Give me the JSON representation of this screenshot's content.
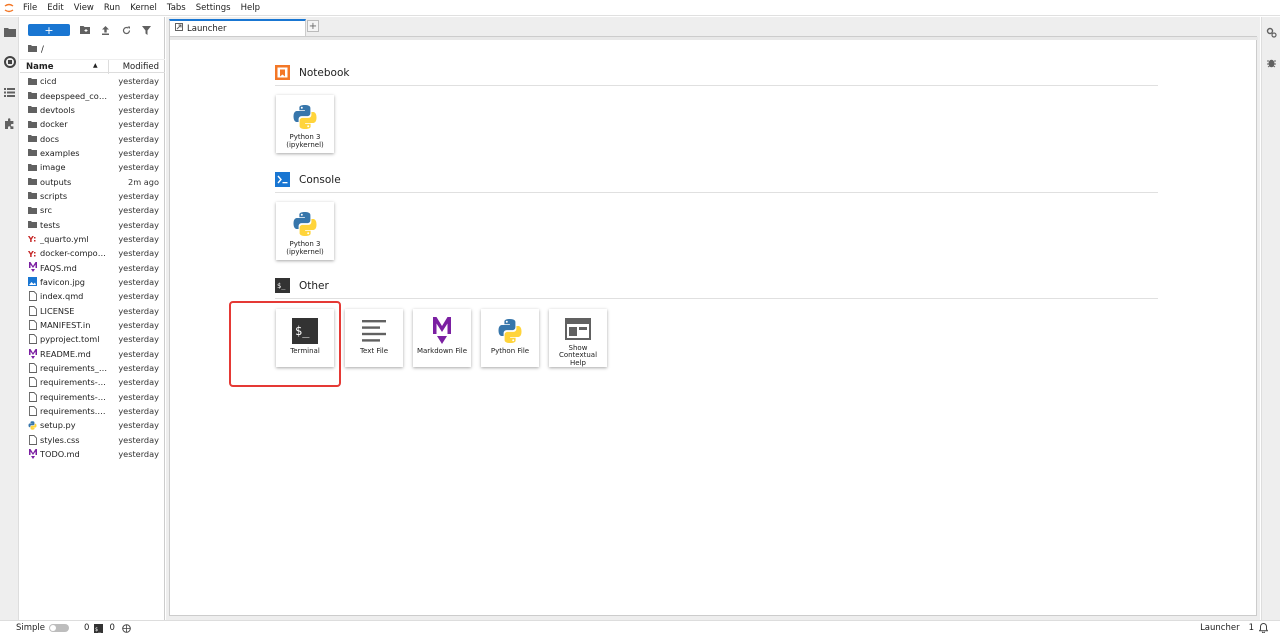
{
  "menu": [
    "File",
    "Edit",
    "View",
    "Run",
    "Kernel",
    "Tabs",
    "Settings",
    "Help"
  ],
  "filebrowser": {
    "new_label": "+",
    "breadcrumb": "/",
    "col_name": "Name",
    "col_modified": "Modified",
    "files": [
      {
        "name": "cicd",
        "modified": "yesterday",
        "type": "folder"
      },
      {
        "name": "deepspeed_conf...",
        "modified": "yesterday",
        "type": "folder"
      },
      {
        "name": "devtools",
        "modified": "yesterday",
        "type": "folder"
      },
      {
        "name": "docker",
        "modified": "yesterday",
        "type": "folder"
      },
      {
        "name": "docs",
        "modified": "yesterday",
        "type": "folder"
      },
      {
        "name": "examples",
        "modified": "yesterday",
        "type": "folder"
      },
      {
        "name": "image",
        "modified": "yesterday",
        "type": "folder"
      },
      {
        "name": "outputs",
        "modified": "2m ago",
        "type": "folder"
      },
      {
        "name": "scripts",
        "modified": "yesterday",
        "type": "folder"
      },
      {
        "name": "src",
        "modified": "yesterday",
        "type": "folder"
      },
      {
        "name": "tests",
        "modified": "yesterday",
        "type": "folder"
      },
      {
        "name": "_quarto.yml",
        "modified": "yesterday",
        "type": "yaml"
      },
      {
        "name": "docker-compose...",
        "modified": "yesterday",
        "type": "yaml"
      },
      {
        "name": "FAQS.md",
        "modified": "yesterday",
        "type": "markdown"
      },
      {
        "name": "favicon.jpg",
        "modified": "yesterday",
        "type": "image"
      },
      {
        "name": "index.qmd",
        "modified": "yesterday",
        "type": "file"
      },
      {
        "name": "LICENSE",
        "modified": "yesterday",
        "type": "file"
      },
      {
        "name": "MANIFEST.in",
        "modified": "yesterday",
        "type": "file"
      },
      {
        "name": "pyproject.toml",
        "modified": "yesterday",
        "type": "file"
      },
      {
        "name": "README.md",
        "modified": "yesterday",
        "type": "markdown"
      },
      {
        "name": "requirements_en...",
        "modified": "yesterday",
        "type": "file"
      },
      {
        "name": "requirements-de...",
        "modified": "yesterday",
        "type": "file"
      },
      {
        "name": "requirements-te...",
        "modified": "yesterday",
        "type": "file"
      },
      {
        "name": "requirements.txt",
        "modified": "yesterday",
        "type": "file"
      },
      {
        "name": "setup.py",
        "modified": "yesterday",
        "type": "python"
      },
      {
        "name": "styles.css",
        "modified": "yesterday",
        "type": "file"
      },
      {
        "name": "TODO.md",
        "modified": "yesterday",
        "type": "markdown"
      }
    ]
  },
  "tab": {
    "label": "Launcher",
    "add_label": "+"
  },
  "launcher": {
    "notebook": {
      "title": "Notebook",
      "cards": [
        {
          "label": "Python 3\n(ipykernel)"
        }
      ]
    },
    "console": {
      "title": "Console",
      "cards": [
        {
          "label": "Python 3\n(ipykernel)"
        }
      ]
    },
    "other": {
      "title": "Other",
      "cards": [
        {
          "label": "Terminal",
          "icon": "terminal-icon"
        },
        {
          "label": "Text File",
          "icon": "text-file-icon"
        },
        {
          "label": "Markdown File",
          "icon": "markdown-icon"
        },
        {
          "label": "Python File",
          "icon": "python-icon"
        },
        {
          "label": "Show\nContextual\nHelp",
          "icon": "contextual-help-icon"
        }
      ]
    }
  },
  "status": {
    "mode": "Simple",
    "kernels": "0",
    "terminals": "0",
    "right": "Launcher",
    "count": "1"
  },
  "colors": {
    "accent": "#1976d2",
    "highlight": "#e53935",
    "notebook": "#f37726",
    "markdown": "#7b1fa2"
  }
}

§ **Problem requirements**: Omit every picture, then repeat the remaining data exactly as it appears above.

§ **Task response**:
Give me the JSON representation of this screenshot's content.
{
  "menu": [
    "File",
    "Edit",
    "View",
    "Run",
    "Kernel",
    "Tabs",
    "Settings",
    "Help"
  ],
  "filebrowser": {
    "new_label": "+",
    "breadcrumb": "/",
    "col_name": "Name",
    "col_modified": "Modified",
    "files": [
      {
        "name": "cicd",
        "modified": "yesterday",
        "type": "folder"
      },
      {
        "name": "deepspeed_conf...",
        "modified": "yesterday",
        "type": "folder"
      },
      {
        "name": "devtools",
        "modified": "yesterday",
        "type": "folder"
      },
      {
        "name": "docker",
        "modified": "yesterday",
        "type": "folder"
      },
      {
        "name": "docs",
        "modified": "yesterday",
        "type": "folder"
      },
      {
        "name": "examples",
        "modified": "yesterday",
        "type": "folder"
      },
      {
        "name": "image",
        "modified": "yesterday",
        "type": "folder"
      },
      {
        "name": "outputs",
        "modified": "2m ago",
        "type": "folder"
      },
      {
        "name": "scripts",
        "modified": "yesterday",
        "type": "folder"
      },
      {
        "name": "src",
        "modified": "yesterday",
        "type": "folder"
      },
      {
        "name": "tests",
        "modified": "yesterday",
        "type": "folder"
      },
      {
        "name": "_quarto.yml",
        "modified": "yesterday",
        "type": "yaml"
      },
      {
        "name": "docker-compose...",
        "modified": "yesterday",
        "type": "yaml"
      },
      {
        "name": "FAQS.md",
        "modified": "yesterday",
        "type": "markdown"
      },
      {
        "name": "favicon.jpg",
        "modified": "yesterday",
        "type": "image"
      },
      {
        "name": "index.qmd",
        "modified": "yesterday",
        "type": "file"
      },
      {
        "name": "LICENSE",
        "modified": "yesterday",
        "type": "file"
      },
      {
        "name": "MANIFEST.in",
        "modified": "yesterday",
        "type": "file"
      },
      {
        "name": "pyproject.toml",
        "modified": "yesterday",
        "type": "file"
      },
      {
        "name": "README.md",
        "modified": "yesterday",
        "type": "markdown"
      },
      {
        "name": "requirements_en...",
        "modified": "yesterday",
        "type": "file"
      },
      {
        "name": "requirements-de...",
        "modified": "yesterday",
        "type": "file"
      },
      {
        "name": "requirements-te...",
        "modified": "yesterday",
        "type": "file"
      },
      {
        "name": "requirements.txt",
        "modified": "yesterday",
        "type": "file"
      },
      {
        "name": "setup.py",
        "modified": "yesterday",
        "type": "python"
      },
      {
        "name": "styles.css",
        "modified": "yesterday",
        "type": "file"
      },
      {
        "name": "TODO.md",
        "modified": "yesterday",
        "type": "markdown"
      }
    ]
  },
  "tab": {
    "label": "Launcher",
    "add_label": "+"
  },
  "launcher": {
    "notebook": {
      "title": "Notebook",
      "cards": [
        {
          "label": "Python 3\n(ipykernel)"
        }
      ]
    },
    "console": {
      "title": "Console",
      "cards": [
        {
          "label": "Python 3\n(ipykernel)"
        }
      ]
    },
    "other": {
      "title": "Other",
      "cards": [
        {
          "label": "Terminal",
          "icon": "terminal-icon"
        },
        {
          "label": "Text File",
          "icon": "text-file-icon"
        },
        {
          "label": "Markdown File",
          "icon": "markdown-icon"
        },
        {
          "label": "Python File",
          "icon": "python-icon"
        },
        {
          "label": "Show\nContextual\nHelp",
          "icon": "contextual-help-icon"
        }
      ]
    }
  },
  "status": {
    "mode": "Simple",
    "kernels": "0",
    "terminals": "0",
    "right": "Launcher",
    "count": "1"
  },
  "colors": {
    "accent": "#1976d2",
    "highlight": "#e53935",
    "notebook": "#f37726",
    "markdown": "#7b1fa2"
  }
}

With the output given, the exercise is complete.